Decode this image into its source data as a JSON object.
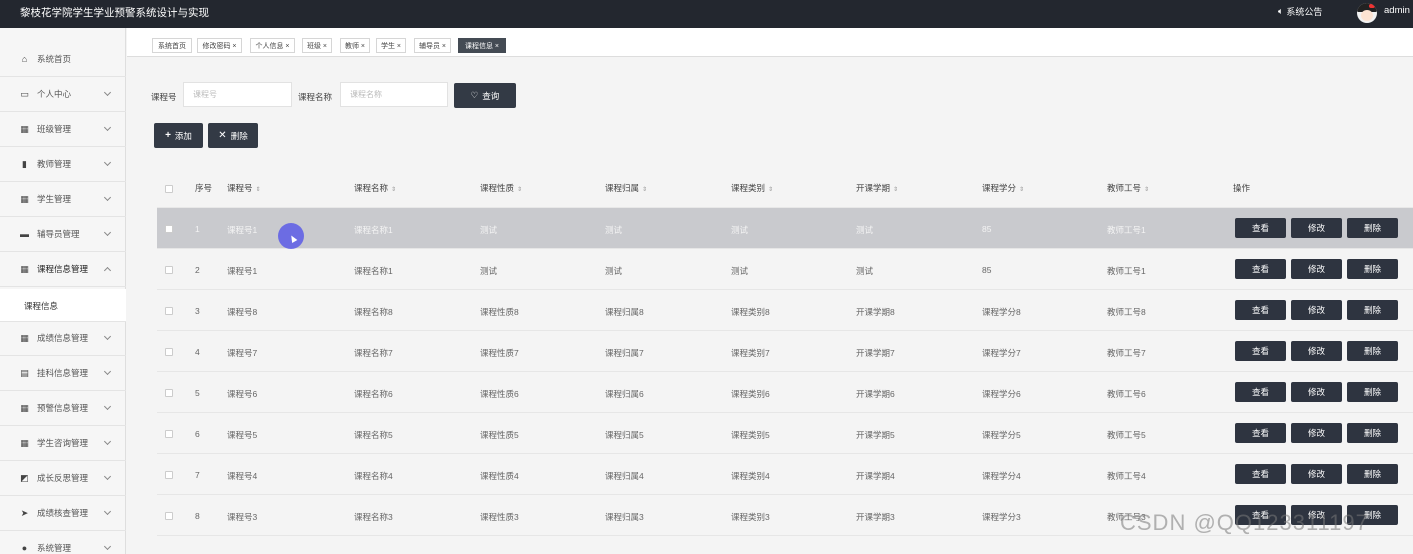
{
  "app": {
    "title": "黎枝花学院学生学业预警系统设计与实现",
    "notice_label": "系统公告",
    "username": "admin"
  },
  "sidebar": {
    "items": [
      {
        "label": "系统首页",
        "icon": "home-icon"
      },
      {
        "label": "个人中心",
        "icon": "profile-icon"
      },
      {
        "label": "班级管理",
        "icon": "grid-icon"
      },
      {
        "label": "教师管理",
        "icon": "clipboard-icon"
      },
      {
        "label": "学生管理",
        "icon": "grid-icon"
      },
      {
        "label": "辅导员管理",
        "icon": "monitor-icon"
      },
      {
        "label": "课程信息管理",
        "icon": "grid-icon"
      },
      {
        "label": "成绩信息管理",
        "icon": "grid-icon"
      },
      {
        "label": "挂科信息管理",
        "icon": "printer-icon"
      },
      {
        "label": "预警信息管理",
        "icon": "grid-icon"
      },
      {
        "label": "学生咨询管理",
        "icon": "grid-icon"
      },
      {
        "label": "成长反思管理",
        "icon": "chart-icon"
      },
      {
        "label": "成绩核查管理",
        "icon": "send-icon"
      },
      {
        "label": "系统管理",
        "icon": "user-icon"
      }
    ],
    "submenu_label": "课程信息"
  },
  "tabs": [
    {
      "label": "系统首页"
    },
    {
      "label": "修改密码 ×"
    },
    {
      "label": "个人信息 ×"
    },
    {
      "label": "班级 ×"
    },
    {
      "label": "教师 ×"
    },
    {
      "label": "学生 ×"
    },
    {
      "label": "辅导员 ×"
    },
    {
      "label": "课程信息 ×"
    }
  ],
  "search": {
    "course_no_label": "课程号",
    "course_no_placeholder": "课程号",
    "course_name_label": "课程名称",
    "course_name_placeholder": "课程名称",
    "query_label": "查询"
  },
  "toolbar": {
    "add_label": "添加",
    "delete_label": "删除"
  },
  "table": {
    "headers": {
      "index": "序号",
      "course_no": "课程号",
      "course_name": "课程名称",
      "nature": "课程性质",
      "belong": "课程归属",
      "category": "课程类别",
      "term": "开课学期",
      "credit": "课程学分",
      "teacher_no": "教师工号",
      "actions": "操作"
    },
    "sort_icon": "⇕",
    "action_labels": {
      "view": "查看",
      "edit": "修改",
      "delete": "删除"
    },
    "rows": [
      {
        "index": "1",
        "course_no": "课程号1",
        "course_name": "课程名称1",
        "nature": "测试",
        "belong": "测试",
        "category": "测试",
        "term": "测试",
        "credit": "85",
        "teacher_no": "教师工号1"
      },
      {
        "index": "2",
        "course_no": "课程号1",
        "course_name": "课程名称1",
        "nature": "测试",
        "belong": "测试",
        "category": "测试",
        "term": "测试",
        "credit": "85",
        "teacher_no": "教师工号1"
      },
      {
        "index": "3",
        "course_no": "课程号8",
        "course_name": "课程名称8",
        "nature": "课程性质8",
        "belong": "课程归属8",
        "category": "课程类别8",
        "term": "开课学期8",
        "credit": "课程学分8",
        "teacher_no": "教师工号8"
      },
      {
        "index": "4",
        "course_no": "课程号7",
        "course_name": "课程名称7",
        "nature": "课程性质7",
        "belong": "课程归属7",
        "category": "课程类别7",
        "term": "开课学期7",
        "credit": "课程学分7",
        "teacher_no": "教师工号7"
      },
      {
        "index": "5",
        "course_no": "课程号6",
        "course_name": "课程名称6",
        "nature": "课程性质6",
        "belong": "课程归属6",
        "category": "课程类别6",
        "term": "开课学期6",
        "credit": "课程学分6",
        "teacher_no": "教师工号6"
      },
      {
        "index": "6",
        "course_no": "课程号5",
        "course_name": "课程名称5",
        "nature": "课程性质5",
        "belong": "课程归属5",
        "category": "课程类别5",
        "term": "开课学期5",
        "credit": "课程学分5",
        "teacher_no": "教师工号5"
      },
      {
        "index": "7",
        "course_no": "课程号4",
        "course_name": "课程名称4",
        "nature": "课程性质4",
        "belong": "课程归属4",
        "category": "课程类别4",
        "term": "开课学期4",
        "credit": "课程学分4",
        "teacher_no": "教师工号4"
      },
      {
        "index": "8",
        "course_no": "课程号3",
        "course_name": "课程名称3",
        "nature": "课程性质3",
        "belong": "课程归属3",
        "category": "课程类别3",
        "term": "开课学期3",
        "credit": "课程学分3",
        "teacher_no": "教师工号3"
      }
    ]
  },
  "watermark": "CSDN @QQ123311197",
  "colors": {
    "topbar": "#23272f",
    "button_dark": "#333a45",
    "row_highlight": "#c9cace",
    "cursor": "#5c5ce6"
  }
}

******************************

• Set problem:
List every line in the records above that contains the word "category".

• Solved exercise:
      "category": "课程类别",
        "category": "测试",
        "category": "测试",
        "category": "课程类别8",
        "category": "课程类别7",
        "category": "课程类别6",
        "category": "课程类别5",
        "category": "课程类别4",
        "category": "课程类别3",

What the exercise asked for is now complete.